=== EXERCISE ===
Extract the lines of the records unchanged, starting at the line that contains "What elements are" and ending at the line that contains "close-icon[interactable]: × xyxy=(613,10,621,23)", including both of those lines.

BEGIN DATASET RECORDS

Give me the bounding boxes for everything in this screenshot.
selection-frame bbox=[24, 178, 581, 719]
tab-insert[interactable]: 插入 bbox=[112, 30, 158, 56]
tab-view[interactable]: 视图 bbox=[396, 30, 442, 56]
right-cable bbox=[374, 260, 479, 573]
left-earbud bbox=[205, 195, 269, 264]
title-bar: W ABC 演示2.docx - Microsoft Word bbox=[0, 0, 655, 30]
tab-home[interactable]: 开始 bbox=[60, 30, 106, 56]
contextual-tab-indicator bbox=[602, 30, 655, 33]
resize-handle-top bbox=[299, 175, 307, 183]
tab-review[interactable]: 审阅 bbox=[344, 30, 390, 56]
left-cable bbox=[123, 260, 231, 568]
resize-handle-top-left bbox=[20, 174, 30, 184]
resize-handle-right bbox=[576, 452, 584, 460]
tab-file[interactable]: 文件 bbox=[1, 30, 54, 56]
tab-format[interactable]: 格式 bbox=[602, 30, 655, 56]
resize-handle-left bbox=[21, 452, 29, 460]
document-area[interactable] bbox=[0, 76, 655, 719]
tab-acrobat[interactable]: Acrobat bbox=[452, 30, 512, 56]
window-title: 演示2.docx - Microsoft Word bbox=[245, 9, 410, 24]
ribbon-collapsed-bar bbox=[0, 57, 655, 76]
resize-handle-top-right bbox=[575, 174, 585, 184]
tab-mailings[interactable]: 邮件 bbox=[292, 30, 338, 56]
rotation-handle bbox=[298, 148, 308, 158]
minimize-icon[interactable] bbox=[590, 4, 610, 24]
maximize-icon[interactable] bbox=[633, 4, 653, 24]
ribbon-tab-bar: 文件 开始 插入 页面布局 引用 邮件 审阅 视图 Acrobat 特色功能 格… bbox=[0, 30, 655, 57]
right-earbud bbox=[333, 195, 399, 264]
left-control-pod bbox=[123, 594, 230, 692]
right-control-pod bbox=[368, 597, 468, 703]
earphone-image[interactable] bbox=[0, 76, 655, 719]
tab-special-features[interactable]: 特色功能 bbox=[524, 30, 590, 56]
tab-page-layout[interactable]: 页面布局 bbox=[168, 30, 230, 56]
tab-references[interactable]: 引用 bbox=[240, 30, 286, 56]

END DATASET RECORDS
BEGIN DATASET RECORDS

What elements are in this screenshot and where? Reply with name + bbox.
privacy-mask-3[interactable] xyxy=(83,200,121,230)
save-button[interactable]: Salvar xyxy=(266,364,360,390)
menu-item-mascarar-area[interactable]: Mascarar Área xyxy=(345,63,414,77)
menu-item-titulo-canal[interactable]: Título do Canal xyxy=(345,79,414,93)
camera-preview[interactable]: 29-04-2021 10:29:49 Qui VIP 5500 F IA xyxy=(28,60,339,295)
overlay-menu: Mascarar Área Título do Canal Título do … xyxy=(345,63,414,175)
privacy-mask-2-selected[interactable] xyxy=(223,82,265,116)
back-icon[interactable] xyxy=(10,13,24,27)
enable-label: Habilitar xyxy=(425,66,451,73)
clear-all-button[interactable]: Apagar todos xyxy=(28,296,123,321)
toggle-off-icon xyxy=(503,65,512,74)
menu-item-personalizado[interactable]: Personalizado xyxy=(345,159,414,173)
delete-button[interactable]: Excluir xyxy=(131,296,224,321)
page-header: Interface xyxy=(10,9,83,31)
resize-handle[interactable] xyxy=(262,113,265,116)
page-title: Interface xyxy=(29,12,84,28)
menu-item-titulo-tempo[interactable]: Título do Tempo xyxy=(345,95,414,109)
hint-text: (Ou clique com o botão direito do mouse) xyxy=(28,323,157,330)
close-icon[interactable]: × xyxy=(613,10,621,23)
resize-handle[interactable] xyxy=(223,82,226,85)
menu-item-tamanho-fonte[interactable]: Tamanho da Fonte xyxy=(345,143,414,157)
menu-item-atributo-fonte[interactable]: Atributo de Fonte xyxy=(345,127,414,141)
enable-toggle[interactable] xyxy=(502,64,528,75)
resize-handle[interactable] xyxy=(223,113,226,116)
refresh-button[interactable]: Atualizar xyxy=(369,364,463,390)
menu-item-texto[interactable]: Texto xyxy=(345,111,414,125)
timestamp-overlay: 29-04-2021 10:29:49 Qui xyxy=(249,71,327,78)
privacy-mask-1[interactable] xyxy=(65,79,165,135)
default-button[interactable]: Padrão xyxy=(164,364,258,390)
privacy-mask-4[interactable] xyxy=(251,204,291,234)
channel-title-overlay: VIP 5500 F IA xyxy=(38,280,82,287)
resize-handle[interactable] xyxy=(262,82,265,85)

END DATASET RECORDS
BEGIN DATASET RECORDS

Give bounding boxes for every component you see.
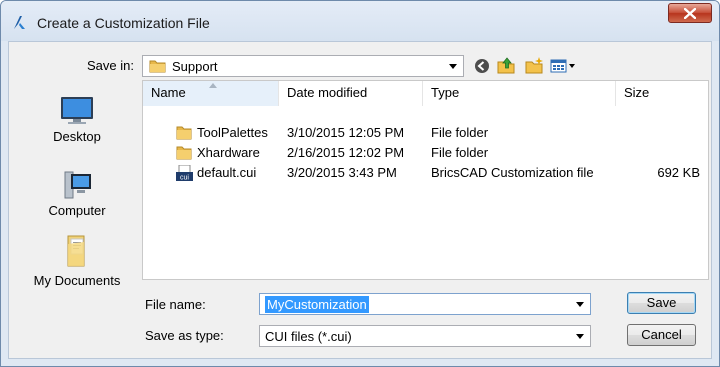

END DATASET RECORDS

=== RESPONSE TO THIS EXERCISE ===
What elements are in this screenshot and where? Reply with name + bbox.
privacy-mask-3[interactable] xyxy=(83,200,121,230)
save-button[interactable]: Salvar xyxy=(266,364,360,390)
menu-item-mascarar-area[interactable]: Mascarar Área xyxy=(345,63,414,77)
menu-item-titulo-canal[interactable]: Título do Canal xyxy=(345,79,414,93)
camera-preview[interactable]: 29-04-2021 10:29:49 Qui VIP 5500 F IA xyxy=(28,60,339,295)
overlay-menu: Mascarar Área Título do Canal Título do … xyxy=(345,63,414,175)
privacy-mask-2-selected[interactable] xyxy=(223,82,265,116)
back-icon[interactable] xyxy=(10,13,24,27)
enable-label: Habilitar xyxy=(425,66,451,73)
clear-all-button[interactable]: Apagar todos xyxy=(28,296,123,321)
toggle-off-icon xyxy=(503,65,512,74)
menu-item-personalizado[interactable]: Personalizado xyxy=(345,159,414,173)
delete-button[interactable]: Excluir xyxy=(131,296,224,321)
page-header: Interface xyxy=(10,9,83,31)
resize-handle[interactable] xyxy=(262,113,265,116)
page-title: Interface xyxy=(29,12,84,28)
menu-item-titulo-tempo[interactable]: Título do Tempo xyxy=(345,95,414,109)
hint-text: (Ou clique com o botão direito do mouse) xyxy=(28,323,157,330)
close-icon[interactable]: × xyxy=(613,10,621,23)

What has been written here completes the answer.